▸ **Task instructions**: Transcribe the material below verbatim, reproducing every line in its original order without any alteration.

▸ **Supplied entries**:
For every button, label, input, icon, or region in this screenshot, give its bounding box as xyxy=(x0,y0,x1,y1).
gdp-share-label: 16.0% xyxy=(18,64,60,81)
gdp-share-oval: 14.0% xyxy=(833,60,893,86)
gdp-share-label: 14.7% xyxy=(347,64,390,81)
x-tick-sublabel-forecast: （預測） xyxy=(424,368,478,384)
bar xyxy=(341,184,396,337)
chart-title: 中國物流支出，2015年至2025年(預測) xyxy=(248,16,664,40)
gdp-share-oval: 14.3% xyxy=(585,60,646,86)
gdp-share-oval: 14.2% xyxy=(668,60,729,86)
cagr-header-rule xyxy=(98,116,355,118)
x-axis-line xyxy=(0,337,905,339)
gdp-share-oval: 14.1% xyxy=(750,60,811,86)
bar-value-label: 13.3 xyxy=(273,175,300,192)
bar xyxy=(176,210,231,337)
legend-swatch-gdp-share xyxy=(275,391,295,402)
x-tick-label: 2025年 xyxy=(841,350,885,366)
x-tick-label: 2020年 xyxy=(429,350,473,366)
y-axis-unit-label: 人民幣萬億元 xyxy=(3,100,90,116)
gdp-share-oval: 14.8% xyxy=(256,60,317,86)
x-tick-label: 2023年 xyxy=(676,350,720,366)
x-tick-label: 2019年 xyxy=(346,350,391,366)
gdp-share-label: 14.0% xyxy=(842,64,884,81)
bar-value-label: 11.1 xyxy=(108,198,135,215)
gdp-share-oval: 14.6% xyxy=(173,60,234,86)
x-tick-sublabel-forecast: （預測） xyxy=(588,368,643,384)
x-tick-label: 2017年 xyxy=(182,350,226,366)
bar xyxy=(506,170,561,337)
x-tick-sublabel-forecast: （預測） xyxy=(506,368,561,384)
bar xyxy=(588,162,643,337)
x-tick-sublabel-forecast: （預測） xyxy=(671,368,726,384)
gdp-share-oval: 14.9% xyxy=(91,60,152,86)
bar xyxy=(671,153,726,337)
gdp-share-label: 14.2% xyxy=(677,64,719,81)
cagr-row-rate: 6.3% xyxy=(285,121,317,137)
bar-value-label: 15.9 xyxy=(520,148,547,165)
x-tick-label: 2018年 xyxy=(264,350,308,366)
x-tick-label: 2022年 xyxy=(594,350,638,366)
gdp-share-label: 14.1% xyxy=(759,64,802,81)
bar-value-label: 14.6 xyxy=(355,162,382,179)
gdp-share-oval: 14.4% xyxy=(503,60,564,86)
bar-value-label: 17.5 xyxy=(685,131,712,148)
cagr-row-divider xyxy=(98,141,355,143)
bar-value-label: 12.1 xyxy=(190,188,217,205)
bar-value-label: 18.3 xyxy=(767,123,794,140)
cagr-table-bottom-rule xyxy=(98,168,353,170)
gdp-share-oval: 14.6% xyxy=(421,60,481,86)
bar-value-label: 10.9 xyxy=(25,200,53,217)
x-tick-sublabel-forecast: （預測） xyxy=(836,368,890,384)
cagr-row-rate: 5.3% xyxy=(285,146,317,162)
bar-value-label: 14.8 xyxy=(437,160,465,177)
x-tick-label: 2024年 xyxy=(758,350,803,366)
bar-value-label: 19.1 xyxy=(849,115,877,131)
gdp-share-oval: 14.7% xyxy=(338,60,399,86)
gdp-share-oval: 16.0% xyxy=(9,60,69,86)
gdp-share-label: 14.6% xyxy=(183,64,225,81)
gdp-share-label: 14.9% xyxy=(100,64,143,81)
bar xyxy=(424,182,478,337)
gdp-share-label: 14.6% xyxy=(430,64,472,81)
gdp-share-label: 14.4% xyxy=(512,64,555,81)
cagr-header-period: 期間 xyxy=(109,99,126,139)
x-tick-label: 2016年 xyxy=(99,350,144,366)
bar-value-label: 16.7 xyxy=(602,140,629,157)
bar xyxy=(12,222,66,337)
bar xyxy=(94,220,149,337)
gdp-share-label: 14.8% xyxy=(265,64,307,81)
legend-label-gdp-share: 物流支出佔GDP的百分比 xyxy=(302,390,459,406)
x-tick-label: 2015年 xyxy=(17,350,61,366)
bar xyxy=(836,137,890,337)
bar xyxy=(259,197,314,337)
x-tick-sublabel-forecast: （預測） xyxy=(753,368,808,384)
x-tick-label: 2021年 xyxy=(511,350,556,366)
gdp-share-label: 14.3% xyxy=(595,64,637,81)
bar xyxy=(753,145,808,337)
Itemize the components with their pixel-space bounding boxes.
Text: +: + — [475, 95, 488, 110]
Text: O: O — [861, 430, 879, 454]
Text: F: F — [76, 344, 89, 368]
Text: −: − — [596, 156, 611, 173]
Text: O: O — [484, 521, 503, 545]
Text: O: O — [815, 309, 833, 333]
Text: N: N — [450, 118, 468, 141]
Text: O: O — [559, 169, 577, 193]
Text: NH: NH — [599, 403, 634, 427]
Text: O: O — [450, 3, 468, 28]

▸ **In response**:
For every button, label, input, icon, or region in this screenshot, give its bounding box as xyxy=(x0,y0,x1,y1).
gdp-share-label: 16.0% xyxy=(18,64,60,81)
gdp-share-oval: 14.0% xyxy=(833,60,893,86)
gdp-share-label: 14.7% xyxy=(347,64,390,81)
x-tick-sublabel-forecast: （預測） xyxy=(424,368,478,384)
bar xyxy=(341,184,396,337)
chart-title: 中國物流支出，2015年至2025年(預測) xyxy=(248,16,664,40)
gdp-share-oval: 14.3% xyxy=(585,60,646,86)
gdp-share-oval: 14.2% xyxy=(668,60,729,86)
cagr-header-rule xyxy=(98,116,355,118)
x-axis-line xyxy=(0,337,905,339)
gdp-share-oval: 14.1% xyxy=(750,60,811,86)
bar-value-label: 13.3 xyxy=(273,175,300,192)
bar xyxy=(176,210,231,337)
legend-swatch-gdp-share xyxy=(275,391,295,402)
x-tick-label: 2025年 xyxy=(841,350,885,366)
x-tick-label: 2020年 xyxy=(429,350,473,366)
y-axis-unit-label: 人民幣萬億元 xyxy=(3,100,90,116)
gdp-share-oval: 14.8% xyxy=(256,60,317,86)
x-tick-label: 2023年 xyxy=(676,350,720,366)
x-tick-label: 2019年 xyxy=(346,350,391,366)
gdp-share-label: 14.0% xyxy=(842,64,884,81)
bar-value-label: 11.1 xyxy=(108,198,135,215)
gdp-share-oval: 14.6% xyxy=(173,60,234,86)
x-tick-sublabel-forecast: （預測） xyxy=(588,368,643,384)
x-tick-label: 2017年 xyxy=(182,350,226,366)
bar xyxy=(506,170,561,337)
x-tick-sublabel-forecast: （預測） xyxy=(506,368,561,384)
bar xyxy=(588,162,643,337)
x-tick-sublabel-forecast: （預測） xyxy=(671,368,726,384)
gdp-share-oval: 14.9% xyxy=(91,60,152,86)
bar xyxy=(671,153,726,337)
gdp-share-label: 14.2% xyxy=(677,64,719,81)
cagr-row-rate: 6.3% xyxy=(285,121,317,137)
bar-value-label: 15.9 xyxy=(520,148,547,165)
x-tick-label: 2018年 xyxy=(264,350,308,366)
x-tick-label: 2022年 xyxy=(594,350,638,366)
gdp-share-label: 14.1% xyxy=(759,64,802,81)
bar-value-label: 14.6 xyxy=(355,162,382,179)
gdp-share-oval: 14.4% xyxy=(503,60,564,86)
bar-value-label: 17.5 xyxy=(685,131,712,148)
cagr-row-divider xyxy=(98,141,355,143)
bar-value-label: 12.1 xyxy=(190,188,217,205)
bar-value-label: 18.3 xyxy=(767,123,794,140)
cagr-table-bottom-rule xyxy=(98,168,353,170)
gdp-share-oval: 14.6% xyxy=(421,60,481,86)
bar-value-label: 10.9 xyxy=(25,200,53,217)
x-tick-sublabel-forecast: （預測） xyxy=(836,368,890,384)
cagr-row-rate: 5.3% xyxy=(285,146,317,162)
bar-value-label: 14.8 xyxy=(437,160,465,177)
x-tick-label: 2024年 xyxy=(758,350,803,366)
bar-value-label: 19.1 xyxy=(849,115,877,131)
gdp-share-oval: 14.7% xyxy=(338,60,399,86)
gdp-share-oval: 16.0% xyxy=(9,60,69,86)
gdp-share-label: 14.6% xyxy=(183,64,225,81)
gdp-share-label: 14.9% xyxy=(100,64,143,81)
bar xyxy=(424,182,478,337)
gdp-share-label: 14.6% xyxy=(430,64,472,81)
gdp-share-label: 14.4% xyxy=(512,64,555,81)
cagr-header-period: 期間 xyxy=(109,99,126,139)
x-tick-label: 2016年 xyxy=(99,350,144,366)
bar-value-label: 16.7 xyxy=(602,140,629,157)
bar xyxy=(12,222,66,337)
bar xyxy=(94,220,149,337)
gdp-share-label: 14.8% xyxy=(265,64,307,81)
legend-label-gdp-share: 物流支出佔GDP的百分比 xyxy=(302,390,459,406)
x-tick-label: 2015年 xyxy=(17,350,61,366)
bar xyxy=(836,137,890,337)
bar xyxy=(259,197,314,337)
x-tick-sublabel-forecast: （預測） xyxy=(753,368,808,384)
x-tick-label: 2021年 xyxy=(511,350,556,366)
gdp-share-label: 14.3% xyxy=(595,64,637,81)
bar xyxy=(753,145,808,337)
Itemize the components with their pixel-space bounding boxes.
Text: +: + — [475, 95, 488, 110]
Text: O: O — [861, 430, 879, 454]
Text: F: F — [76, 344, 89, 368]
Text: −: − — [596, 156, 611, 173]
Text: O: O — [484, 521, 503, 545]
Text: O: O — [815, 309, 833, 333]
Text: N: N — [450, 118, 468, 141]
Text: O: O — [559, 169, 577, 193]
Text: NH: NH — [599, 403, 634, 427]
Text: O: O — [450, 3, 468, 28]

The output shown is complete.